**GIVEN PROBLEM:**
Write out every record below exactly as it appears.

**DATA PROVIDED:**
+ + +
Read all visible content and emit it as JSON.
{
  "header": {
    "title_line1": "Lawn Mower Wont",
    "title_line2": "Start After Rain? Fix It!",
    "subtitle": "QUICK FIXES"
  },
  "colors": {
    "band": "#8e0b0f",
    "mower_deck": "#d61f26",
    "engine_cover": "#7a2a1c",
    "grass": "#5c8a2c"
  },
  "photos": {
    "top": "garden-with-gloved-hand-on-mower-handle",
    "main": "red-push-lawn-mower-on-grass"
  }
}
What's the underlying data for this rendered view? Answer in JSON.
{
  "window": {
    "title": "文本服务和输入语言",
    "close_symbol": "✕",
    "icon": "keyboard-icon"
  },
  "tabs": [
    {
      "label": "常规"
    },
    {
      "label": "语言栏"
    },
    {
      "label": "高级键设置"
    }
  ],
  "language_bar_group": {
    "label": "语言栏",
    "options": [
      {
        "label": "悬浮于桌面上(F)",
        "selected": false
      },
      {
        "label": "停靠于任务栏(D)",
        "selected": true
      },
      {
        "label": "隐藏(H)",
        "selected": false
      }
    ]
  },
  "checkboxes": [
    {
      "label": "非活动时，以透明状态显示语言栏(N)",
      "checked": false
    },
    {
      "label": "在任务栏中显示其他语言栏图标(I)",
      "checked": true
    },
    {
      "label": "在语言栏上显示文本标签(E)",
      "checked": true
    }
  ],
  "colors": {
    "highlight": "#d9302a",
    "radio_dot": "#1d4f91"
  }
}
+ + +
**ANSWER:**
Read all visible content and emit it as JSON.
{
  "header": {
    "title_line1": "Lawn Mower Wont",
    "title_line2": "Start After Rain? Fix It!",
    "subtitle": "QUICK FIXES"
  },
  "colors": {
    "band": "#8e0b0f",
    "mower_deck": "#d61f26",
    "engine_cover": "#7a2a1c",
    "grass": "#5c8a2c"
  },
  "photos": {
    "top": "garden-with-gloved-hand-on-mower-handle",
    "main": "red-push-lawn-mower-on-grass"
  }
}
What's the underlying data for this rendered view? Answer in JSON.
{
  "window": {
    "title": "文本服务和输入语言",
    "close_symbol": "✕",
    "icon": "keyboard-icon"
  },
  "tabs": [
    {
      "label": "常规"
    },
    {
      "label": "语言栏"
    },
    {
      "label": "高级键设置"
    }
  ],
  "language_bar_group": {
    "label": "语言栏",
    "options": [
      {
        "label": "悬浮于桌面上(F)",
        "selected": false
      },
      {
        "label": "停靠于任务栏(D)",
        "selected": true
      },
      {
        "label": "隐藏(H)",
        "selected": false
      }
    ]
  },
  "checkboxes": [
    {
      "label": "非活动时，以透明状态显示语言栏(N)",
      "checked": false
    },
    {
      "label": "在任务栏中显示其他语言栏图标(I)",
      "checked": true
    },
    {
      "label": "在语言栏上显示文本标签(E)",
      "checked": true
    }
  ],
  "colors": {
    "highlight": "#d9302a",
    "radio_dot": "#1d4f91"
  }
}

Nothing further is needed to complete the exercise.